- _EXERCISE INSTRUCTIONS_
Omit the pictures from the entries below and retype everything else exactly.

- _DATA FOR THIS EXERCISE_
==============================

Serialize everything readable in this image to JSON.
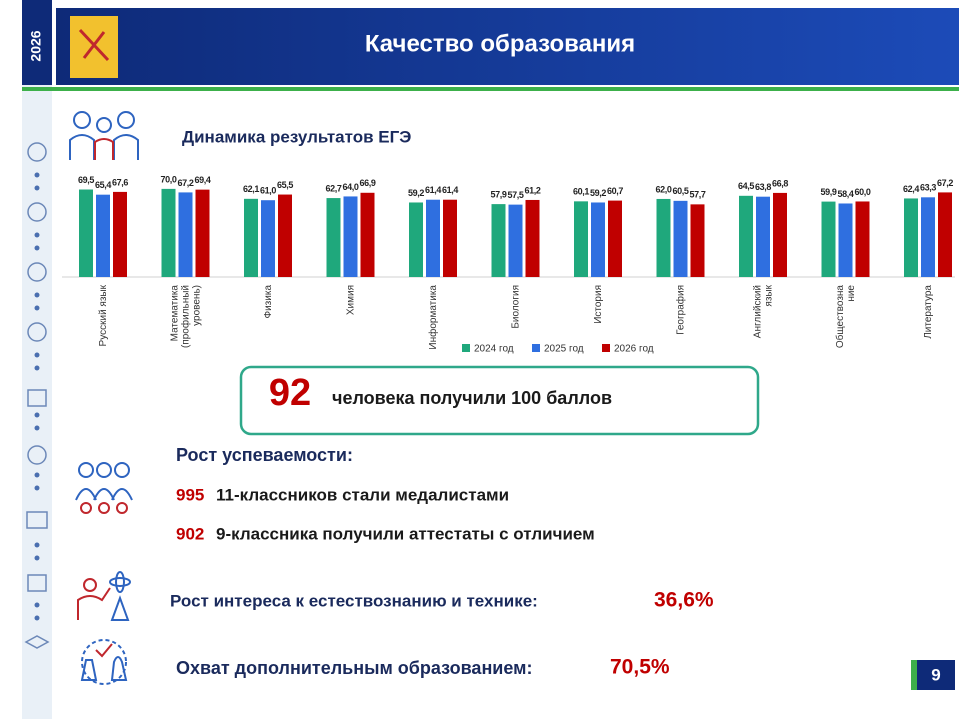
{
  "header": {
    "year": "2026",
    "title": "Качество образования"
  },
  "chart_data": {
    "type": "bar",
    "title": "Динамика результатов  ЕГЭ",
    "categories": [
      "Русский язык",
      "Математика\n(профильный\nуровень)",
      "Физика",
      "Химия",
      "Информатика",
      "Биология",
      "История",
      "География",
      "Английский\nязык",
      "Обществозна\nние",
      "Литература"
    ],
    "series": [
      {
        "name": "2024 год",
        "color": "#1fa87c",
        "values": [
          69.5,
          70.0,
          62.1,
          62.7,
          59.2,
          57.9,
          60.1,
          62.0,
          64.5,
          59.9,
          62.4
        ],
        "value_labels": [
          "69,5",
          "70,0",
          "62,1",
          "62,7",
          "59,2",
          "57,9",
          "60,1",
          "62,0",
          "64,5",
          "59,9",
          "62,4"
        ]
      },
      {
        "name": "2025 год",
        "color": "#2f6fe0",
        "values": [
          65.4,
          67.2,
          61.0,
          64.0,
          61.4,
          57.5,
          59.2,
          60.5,
          63.8,
          58.4,
          63.3
        ],
        "value_labels": [
          "65,4",
          "67,2",
          "61,0",
          "64,0",
          "61,4",
          "57,5",
          "59,2",
          "60,5",
          "63,8",
          "58,4",
          "63,3"
        ]
      },
      {
        "name": "2026 год",
        "color": "#c00000",
        "values": [
          67.6,
          69.4,
          65.5,
          66.9,
          61.4,
          61.2,
          60.7,
          57.7,
          66.8,
          60.0,
          67.2
        ],
        "value_labels": [
          "67,6",
          "69,4",
          "65,5",
          "66,9",
          "61,4",
          "61,2",
          "60,7",
          "57,7",
          "66,8",
          "60,0",
          "67,2"
        ]
      }
    ],
    "ylim": [
      0,
      85
    ],
    "legend": "bottom"
  },
  "highlight": {
    "number": "92",
    "text": "человека получили 100 баллов"
  },
  "growth": {
    "title": "Рост успеваемости:",
    "items": [
      {
        "number": "995",
        "text": "11-классников стали медалистами"
      },
      {
        "number": "902",
        "text": "9-классника получили аттестаты  с отличием"
      }
    ]
  },
  "interest": {
    "text": "Рост интереса к естествознанию и технике:",
    "value": "36,6%"
  },
  "coverage": {
    "text": "Охват дополнительным образованием:",
    "value": "70,5%"
  },
  "page_number": "9"
}
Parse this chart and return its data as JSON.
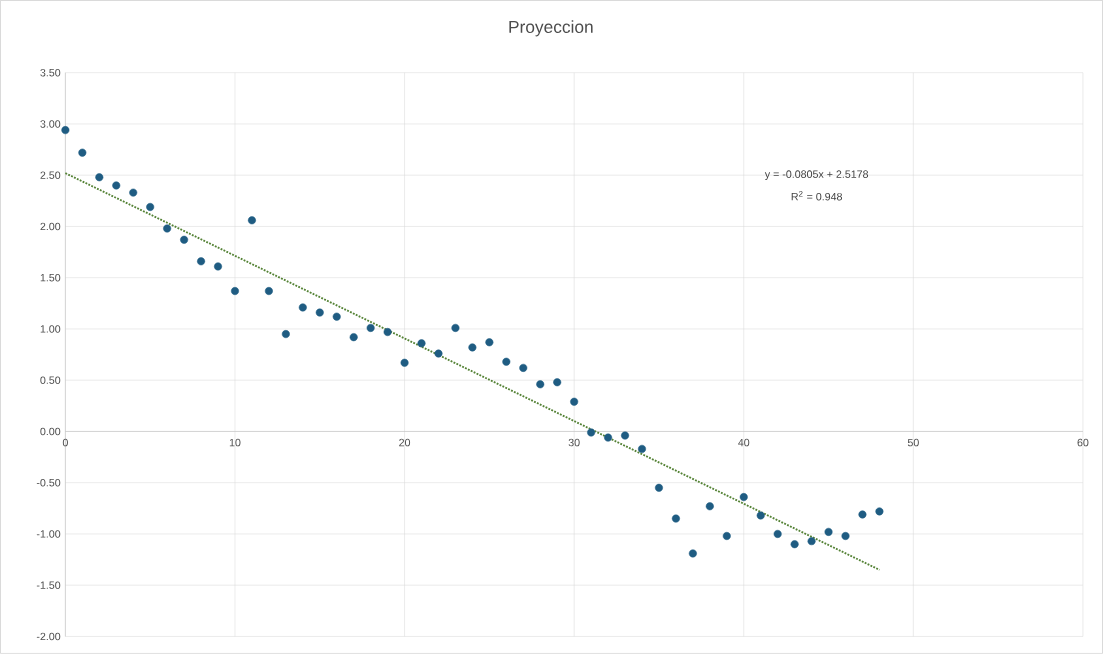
{
  "chart_data": {
    "type": "scatter",
    "title": "Proyeccion",
    "series": [
      {
        "color": "#1f5c82",
        "marker": "circle",
        "x": [
          0,
          1,
          2,
          3,
          4,
          5,
          6,
          7,
          8,
          9,
          10,
          11,
          12,
          13,
          14,
          15,
          16,
          17,
          18,
          19,
          20,
          21,
          22,
          23,
          24,
          25,
          26,
          27,
          28,
          29,
          30,
          31,
          32,
          33,
          34,
          35,
          36,
          37,
          38,
          39,
          40,
          41,
          42,
          43,
          44,
          45,
          46,
          47,
          48
        ],
        "values": [
          2.94,
          2.72,
          2.48,
          2.4,
          2.33,
          2.19,
          1.98,
          1.87,
          1.66,
          1.61,
          1.37,
          2.06,
          1.37,
          0.95,
          1.21,
          1.16,
          1.12,
          0.92,
          1.01,
          0.97,
          0.67,
          0.86,
          0.76,
          1.01,
          0.82,
          0.87,
          0.68,
          0.62,
          0.46,
          0.48,
          0.29,
          -0.01,
          -0.06,
          -0.04,
          -0.17,
          -0.55,
          -0.85,
          -1.19,
          -0.73,
          -1.02,
          -0.64,
          -0.82,
          -1.0,
          -1.1,
          -1.07,
          -0.98,
          -1.02,
          -0.81,
          -0.78
        ]
      },
      {
        "type": "line",
        "color": "#548235",
        "line_style": "dotted",
        "marker": "none",
        "x": [
          0,
          48
        ],
        "values": [
          2.52,
          -1.35
        ]
      }
    ],
    "xlim": [
      0,
      60
    ],
    "xticks": [
      0,
      10,
      20,
      30,
      40,
      50,
      60
    ],
    "ylim": [
      -2,
      3.5
    ],
    "yticks": [
      {
        "value": -2,
        "label": "-2.00"
      },
      {
        "value": -1.5,
        "label": "-1.50"
      },
      {
        "value": -1,
        "label": "-1.00"
      },
      {
        "value": -0.5,
        "label": "-0.50"
      },
      {
        "value": 0,
        "label": "0.00"
      },
      {
        "value": 0.5,
        "label": "0.50"
      },
      {
        "value": 1,
        "label": "1.00"
      },
      {
        "value": 1.5,
        "label": "1.50"
      },
      {
        "value": 2,
        "label": "2.00"
      },
      {
        "value": 2.5,
        "label": "2.50"
      },
      {
        "value": 3,
        "label": "3.00"
      },
      {
        "value": 3.5,
        "label": "3.50"
      }
    ],
    "grid": true,
    "annotations": [
      "y = -0.0805x + 2.5178",
      "R$^{2}$ = 0.948"
    ]
  }
}
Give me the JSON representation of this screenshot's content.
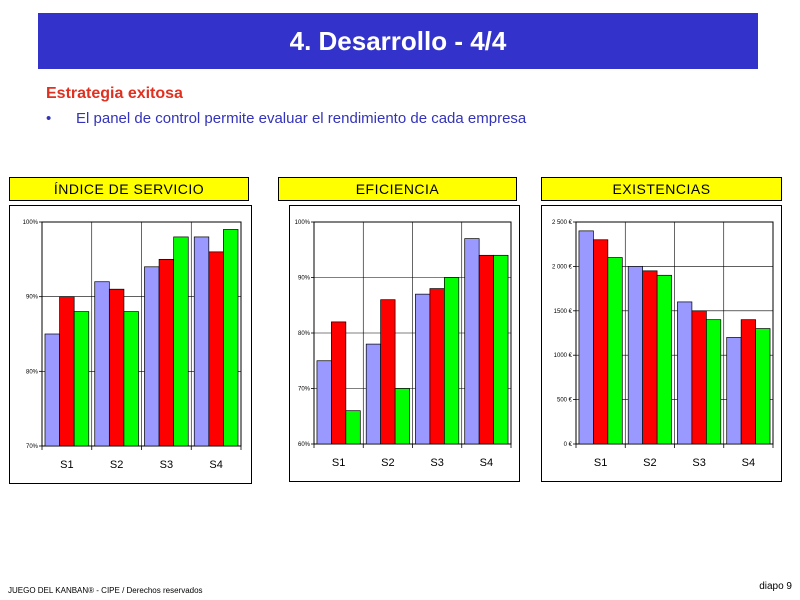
{
  "slide": {
    "title": "4. Desarrollo - 4/4",
    "subtitle": "Estrategia exitosa",
    "bullet": "El panel de control permite evaluar el rendimiento de cada empresa",
    "bullet_symbol": "•",
    "footer_left": "JUEGO DEL KANBAN® - CIPE /  Derechos reservados",
    "footer_right": "diapo 9"
  },
  "colors": {
    "title_bg": "#3333cc",
    "header_bg": "#ffff00",
    "series": [
      "#9999ff",
      "#ff0000",
      "#00ff00"
    ]
  },
  "chart_data": [
    {
      "type": "bar",
      "title": "ÍNDICE DE SERVICIO",
      "categories": [
        "S1",
        "S2",
        "S3",
        "S4"
      ],
      "series": [
        {
          "values": [
            85,
            92,
            94,
            98
          ]
        },
        {
          "values": [
            90,
            91,
            95,
            96
          ]
        },
        {
          "values": [
            88,
            88,
            98,
            99
          ]
        }
      ],
      "ylim": [
        70,
        100
      ],
      "yticks": [
        70,
        80,
        90,
        100
      ],
      "ytick_labels": [
        "70%",
        "80%",
        "90%",
        "100%"
      ],
      "grid": true
    },
    {
      "type": "bar",
      "title": "EFICIENCIA",
      "categories": [
        "S1",
        "S2",
        "S3",
        "S4"
      ],
      "series": [
        {
          "values": [
            75,
            78,
            87,
            97
          ]
        },
        {
          "values": [
            82,
            86,
            88,
            94
          ]
        },
        {
          "values": [
            66,
            70,
            90,
            94
          ]
        }
      ],
      "ylim": [
        60,
        100
      ],
      "yticks": [
        60,
        70,
        80,
        90,
        100
      ],
      "ytick_labels": [
        "60%",
        "70%",
        "80%",
        "90%",
        "100%"
      ],
      "grid": true
    },
    {
      "type": "bar",
      "title": "EXISTENCIAS",
      "categories": [
        "S1",
        "S2",
        "S3",
        "S4"
      ],
      "series": [
        {
          "values": [
            2400,
            2000,
            1600,
            1200
          ]
        },
        {
          "values": [
            2300,
            1950,
            1500,
            1400
          ]
        },
        {
          "values": [
            2100,
            1900,
            1400,
            1300
          ]
        }
      ],
      "ylim": [
        0,
        2500
      ],
      "yticks": [
        0,
        500,
        1000,
        1500,
        2000,
        2500
      ],
      "ytick_labels": [
        "0 €",
        "500 €",
        "1000 €",
        "1500 €",
        "2 000 €",
        "2 500 €"
      ],
      "grid": true
    }
  ]
}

==============================

- _ANSWER TO THE PROBLEM_
Serialize everything readable in this image to JSON.
{
  "header": {
    "year": "2026",
    "title": "Качество образования"
  },
  "chart_data": {
    "type": "bar",
    "title": "Динамика результатов  ЕГЭ",
    "categories": [
      "Русский язык",
      "Математика\n(профильный\nуровень)",
      "Физика",
      "Химия",
      "Информатика",
      "Биология",
      "История",
      "География",
      "Английский\nязык",
      "Обществозна\nние",
      "Литература"
    ],
    "series": [
      {
        "name": "2024 год",
        "color": "#1fa87c",
        "values": [
          69.5,
          70.0,
          62.1,
          62.7,
          59.2,
          57.9,
          60.1,
          62.0,
          64.5,
          59.9,
          62.4
        ],
        "value_labels": [
          "69,5",
          "70,0",
          "62,1",
          "62,7",
          "59,2",
          "57,9",
          "60,1",
          "62,0",
          "64,5",
          "59,9",
          "62,4"
        ]
      },
      {
        "name": "2025 год",
        "color": "#2f6fe0",
        "values": [
          65.4,
          67.2,
          61.0,
          64.0,
          61.4,
          57.5,
          59.2,
          60.5,
          63.8,
          58.4,
          63.3
        ],
        "value_labels": [
          "65,4",
          "67,2",
          "61,0",
          "64,0",
          "61,4",
          "57,5",
          "59,2",
          "60,5",
          "63,8",
          "58,4",
          "63,3"
        ]
      },
      {
        "name": "2026 год",
        "color": "#c00000",
        "values": [
          67.6,
          69.4,
          65.5,
          66.9,
          61.4,
          61.2,
          60.7,
          57.7,
          66.8,
          60.0,
          67.2
        ],
        "value_labels": [
          "67,6",
          "69,4",
          "65,5",
          "66,9",
          "61,4",
          "61,2",
          "60,7",
          "57,7",
          "66,8",
          "60,0",
          "67,2"
        ]
      }
    ],
    "ylim": [
      0,
      85
    ],
    "legend": "bottom"
  },
  "highlight": {
    "number": "92",
    "text": "человека получили 100 баллов"
  },
  "growth": {
    "title": "Рост успеваемости:",
    "items": [
      {
        "number": "995",
        "text": "11-классников стали медалистами"
      },
      {
        "number": "902",
        "text": "9-классника получили аттестаты  с отличием"
      }
    ]
  },
  "interest": {
    "text": "Рост интереса к естествознанию и технике:",
    "value": "36,6%"
  },
  "coverage": {
    "text": "Охват дополнительным образованием:",
    "value": "70,5%"
  },
  "page_number": "9"
}
Parse this chart and return its data as JSON.
{
  "chart_data": {
    "type": "scatter",
    "title": "Proyeccion",
    "series": [
      {
        "color": "#1f5c82",
        "marker": "circle",
        "x": [
          0,
          1,
          2,
          3,
          4,
          5,
          6,
          7,
          8,
          9,
          10,
          11,
          12,
          13,
          14,
          15,
          16,
          17,
          18,
          19,
          20,
          21,
          22,
          23,
          24,
          25,
          26,
          27,
          28,
          29,
          30,
          31,
          32,
          33,
          34,
          35,
          36,
          37,
          38,
          39,
          40,
          41,
          42,
          43,
          44,
          45,
          46,
          47,
          48
        ],
        "values": [
          2.94,
          2.72,
          2.48,
          2.4,
          2.33,
          2.19,
          1.98,
          1.87,
          1.66,
          1.61,
          1.37,
          2.06,
          1.37,
          0.95,
          1.21,
          1.16,
          1.12,
          0.92,
          1.01,
          0.97,
          0.67,
          0.86,
          0.76,
          1.01,
          0.82,
          0.87,
          0.68,
          0.62,
          0.46,
          0.48,
          0.29,
          -0.01,
          -0.06,
          -0.04,
          -0.17,
          -0.55,
          -0.85,
          -1.19,
          -0.73,
          -1.02,
          -0.64,
          -0.82,
          -1.0,
          -1.1,
          -1.07,
          -0.98,
          -1.02,
          -0.81,
          -0.78
        ]
      },
      {
        "type": "line",
        "color": "#548235",
        "line_style": "dotted",
        "marker": "none",
        "x": [
          0,
          48
        ],
        "values": [
          2.52,
          -1.35
        ]
      }
    ],
    "xlim": [
      0,
      60
    ],
    "xticks": [
      0,
      10,
      20,
      30,
      40,
      50,
      60
    ],
    "ylim": [
      -2,
      3.5
    ],
    "yticks": [
      {
        "value": -2,
        "label": "-2.00"
      },
      {
        "value": -1.5,
        "label": "-1.50"
      },
      {
        "value": -1,
        "label": "-1.00"
      },
      {
        "value": -0.5,
        "label": "-0.50"
      },
      {
        "value": 0,
        "label": "0.00"
      },
      {
        "value": 0.5,
        "label": "0.50"
      },
      {
        "value": 1,
        "label": "1.00"
      },
      {
        "value": 1.5,
        "label": "1.50"
      },
      {
        "value": 2,
        "label": "2.00"
      },
      {
        "value": 2.5,
        "label": "2.50"
      },
      {
        "value": 3,
        "label": "3.00"
      },
      {
        "value": 3.5,
        "label": "3.50"
      }
    ],
    "grid": true,
    "annotations": [
      "y = -0.0805x + 2.5178",
      "R$^{2}$ = 0.948"
    ]
  }
}
Give me the JSON representation of this screenshot's content.
{
  "slide": {
    "title": "4. Desarrollo - 4/4",
    "subtitle": "Estrategia exitosa",
    "bullet": "El panel de control permite evaluar el rendimiento de cada empresa",
    "bullet_symbol": "•",
    "footer_left": "JUEGO DEL KANBAN® - CIPE /  Derechos reservados",
    "footer_right": "diapo 9"
  },
  "colors": {
    "title_bg": "#3333cc",
    "header_bg": "#ffff00",
    "series": [
      "#9999ff",
      "#ff0000",
      "#00ff00"
    ]
  },
  "chart_data": [
    {
      "type": "bar",
      "title": "ÍNDICE DE SERVICIO",
      "categories": [
        "S1",
        "S2",
        "S3",
        "S4"
      ],
      "series": [
        {
          "values": [
            85,
            92,
            94,
            98
          ]
        },
        {
          "values": [
            90,
            91,
            95,
            96
          ]
        },
        {
          "values": [
            88,
            88,
            98,
            99
          ]
        }
      ],
      "ylim": [
        70,
        100
      ],
      "yticks": [
        70,
        80,
        90,
        100
      ],
      "ytick_labels": [
        "70%",
        "80%",
        "90%",
        "100%"
      ],
      "grid": true
    },
    {
      "type": "bar",
      "title": "EFICIENCIA",
      "categories": [
        "S1",
        "S2",
        "S3",
        "S4"
      ],
      "series": [
        {
          "values": [
            75,
            78,
            87,
            97
          ]
        },
        {
          "values": [
            82,
            86,
            88,
            94
          ]
        },
        {
          "values": [
            66,
            70,
            90,
            94
          ]
        }
      ],
      "ylim": [
        60,
        100
      ],
      "yticks": [
        60,
        70,
        80,
        90,
        100
      ],
      "ytick_labels": [
        "60%",
        "70%",
        "80%",
        "90%",
        "100%"
      ],
      "grid": true
    },
    {
      "type": "bar",
      "title": "EXISTENCIAS",
      "categories": [
        "S1",
        "S2",
        "S3",
        "S4"
      ],
      "series": [
        {
          "values": [
            2400,
            2000,
            1600,
            1200
          ]
        },
        {
          "values": [
            2300,
            1950,
            1500,
            1400
          ]
        },
        {
          "values": [
            2100,
            1900,
            1400,
            1300
          ]
        }
      ],
      "ylim": [
        0,
        2500
      ],
      "yticks": [
        0,
        500,
        1000,
        1500,
        2000,
        2500
      ],
      "ytick_labels": [
        "0 €",
        "500 €",
        "1000 €",
        "1500 €",
        "2 000 €",
        "2 500 €"
      ],
      "grid": true
    }
  ]
}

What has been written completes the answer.